(begin)

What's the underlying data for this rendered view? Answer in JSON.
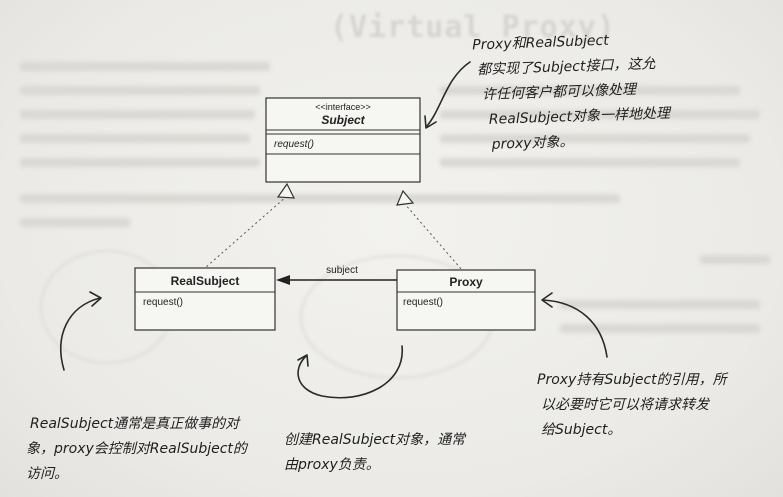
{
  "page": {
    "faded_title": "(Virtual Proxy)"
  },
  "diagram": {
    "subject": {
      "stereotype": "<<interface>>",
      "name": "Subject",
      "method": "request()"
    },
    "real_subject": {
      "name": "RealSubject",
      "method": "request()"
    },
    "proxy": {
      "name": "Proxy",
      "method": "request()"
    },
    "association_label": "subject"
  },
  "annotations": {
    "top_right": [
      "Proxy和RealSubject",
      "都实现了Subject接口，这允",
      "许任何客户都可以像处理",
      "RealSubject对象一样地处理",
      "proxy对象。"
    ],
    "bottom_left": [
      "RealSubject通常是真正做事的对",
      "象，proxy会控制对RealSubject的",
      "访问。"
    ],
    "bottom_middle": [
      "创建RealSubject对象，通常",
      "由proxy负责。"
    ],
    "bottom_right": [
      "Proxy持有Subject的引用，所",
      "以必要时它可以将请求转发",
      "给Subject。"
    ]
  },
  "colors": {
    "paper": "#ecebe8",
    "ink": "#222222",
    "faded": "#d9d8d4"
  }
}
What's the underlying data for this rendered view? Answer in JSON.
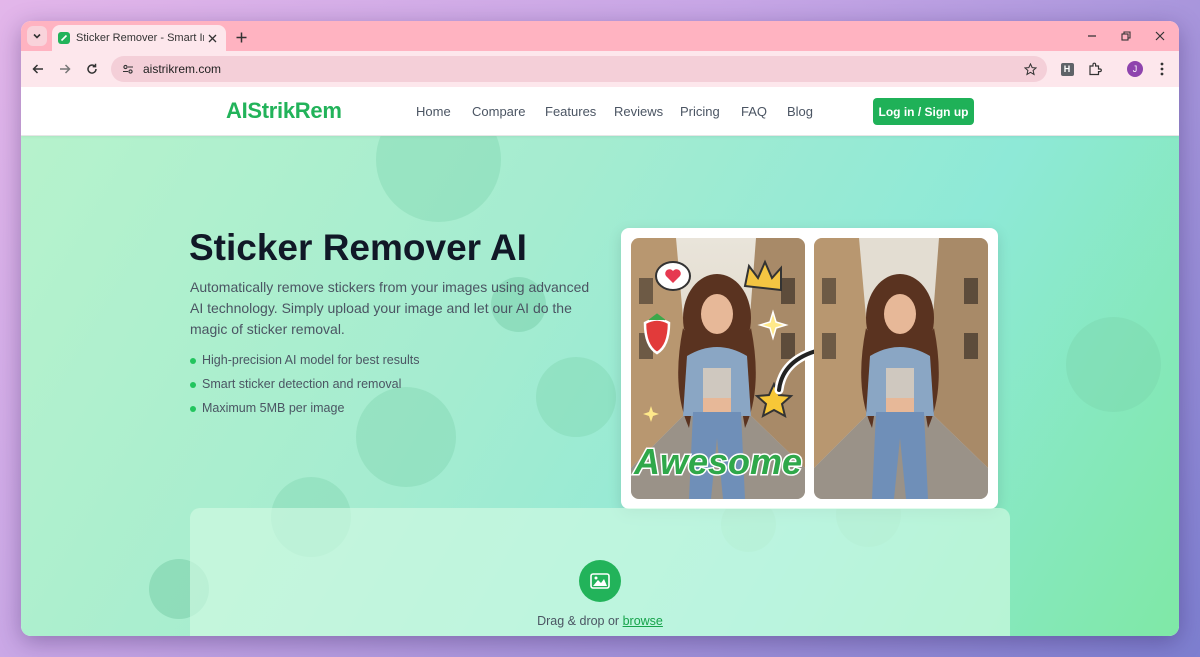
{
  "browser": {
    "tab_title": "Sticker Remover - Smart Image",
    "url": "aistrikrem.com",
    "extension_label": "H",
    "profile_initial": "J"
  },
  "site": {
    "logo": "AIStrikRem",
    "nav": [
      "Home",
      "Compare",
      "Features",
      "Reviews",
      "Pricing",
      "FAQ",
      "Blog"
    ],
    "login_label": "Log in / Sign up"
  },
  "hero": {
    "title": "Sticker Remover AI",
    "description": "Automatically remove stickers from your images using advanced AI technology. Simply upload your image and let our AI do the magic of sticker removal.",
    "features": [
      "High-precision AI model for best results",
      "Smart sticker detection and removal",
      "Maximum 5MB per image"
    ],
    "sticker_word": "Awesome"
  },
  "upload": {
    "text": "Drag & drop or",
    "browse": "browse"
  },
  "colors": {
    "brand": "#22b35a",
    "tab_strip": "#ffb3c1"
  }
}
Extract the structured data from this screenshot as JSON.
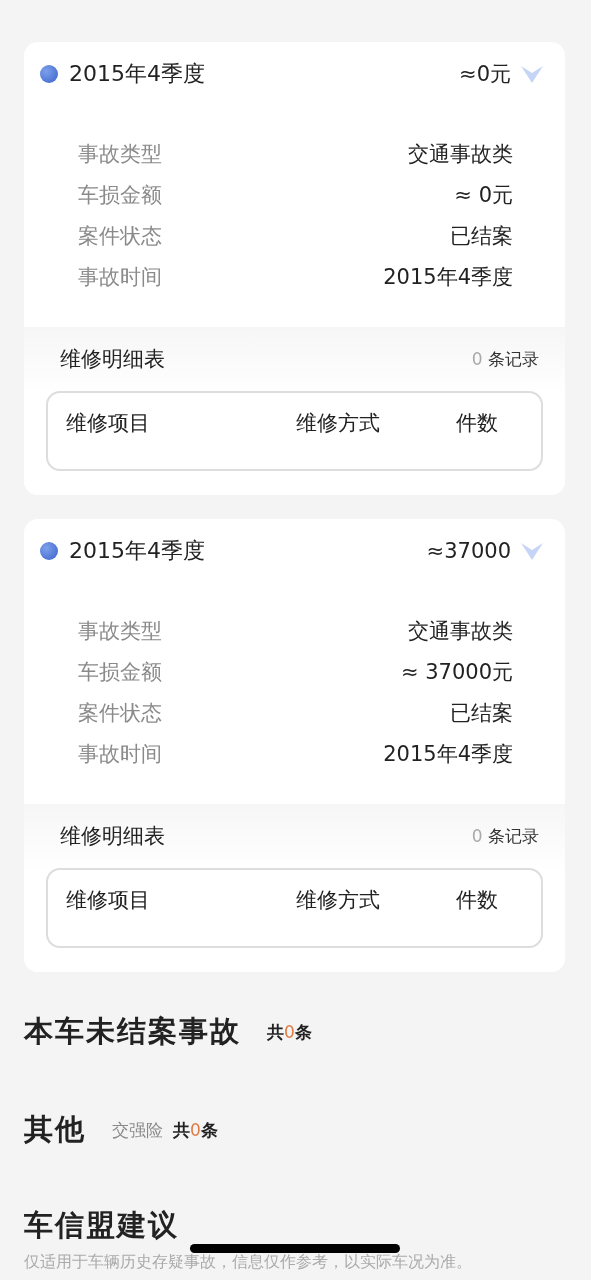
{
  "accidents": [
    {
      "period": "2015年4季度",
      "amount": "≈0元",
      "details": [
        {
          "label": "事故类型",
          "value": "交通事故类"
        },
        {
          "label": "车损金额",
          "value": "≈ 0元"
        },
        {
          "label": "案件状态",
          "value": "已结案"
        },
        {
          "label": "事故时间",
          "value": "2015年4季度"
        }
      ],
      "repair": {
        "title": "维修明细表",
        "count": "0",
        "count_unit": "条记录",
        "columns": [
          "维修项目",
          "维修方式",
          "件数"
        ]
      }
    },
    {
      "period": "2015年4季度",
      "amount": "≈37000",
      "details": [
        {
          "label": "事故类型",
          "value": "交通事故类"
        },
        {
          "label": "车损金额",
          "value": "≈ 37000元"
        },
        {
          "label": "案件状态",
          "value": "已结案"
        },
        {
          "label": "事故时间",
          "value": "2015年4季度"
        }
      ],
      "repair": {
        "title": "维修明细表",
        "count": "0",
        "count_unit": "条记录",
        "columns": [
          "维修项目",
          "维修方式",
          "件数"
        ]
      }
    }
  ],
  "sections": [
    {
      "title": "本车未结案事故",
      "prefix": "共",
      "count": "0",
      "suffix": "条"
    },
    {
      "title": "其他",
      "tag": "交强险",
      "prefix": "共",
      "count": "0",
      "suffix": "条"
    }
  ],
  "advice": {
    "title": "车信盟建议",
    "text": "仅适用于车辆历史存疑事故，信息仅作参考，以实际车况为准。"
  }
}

(end)
(begin)

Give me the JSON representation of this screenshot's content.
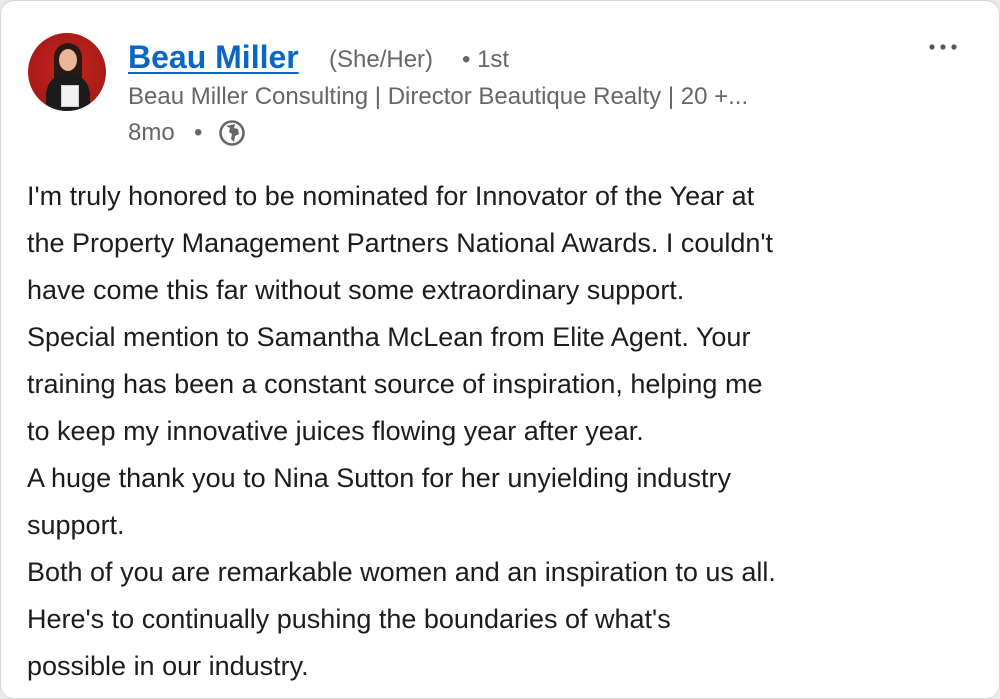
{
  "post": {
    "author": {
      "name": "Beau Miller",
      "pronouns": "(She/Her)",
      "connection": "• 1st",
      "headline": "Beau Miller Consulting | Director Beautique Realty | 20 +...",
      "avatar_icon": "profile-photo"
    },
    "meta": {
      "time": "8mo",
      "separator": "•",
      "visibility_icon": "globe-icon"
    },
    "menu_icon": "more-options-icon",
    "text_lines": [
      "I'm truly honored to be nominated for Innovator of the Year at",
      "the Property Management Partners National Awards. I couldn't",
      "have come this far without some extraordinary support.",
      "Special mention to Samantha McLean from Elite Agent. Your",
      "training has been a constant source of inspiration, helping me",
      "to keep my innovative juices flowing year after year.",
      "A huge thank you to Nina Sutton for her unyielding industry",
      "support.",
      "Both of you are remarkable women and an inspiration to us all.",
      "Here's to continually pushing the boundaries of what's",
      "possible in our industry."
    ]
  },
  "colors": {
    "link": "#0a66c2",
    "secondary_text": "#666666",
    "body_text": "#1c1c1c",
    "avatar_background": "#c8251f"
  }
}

(end)

◆ **STATED PROBLEM**
Show every line above in which the word "Remover" occurs.

◆ **SOLUTION**
    "tab_title": "Sticker Remover - Smart Image",
    "title": "Sticker Remover AI",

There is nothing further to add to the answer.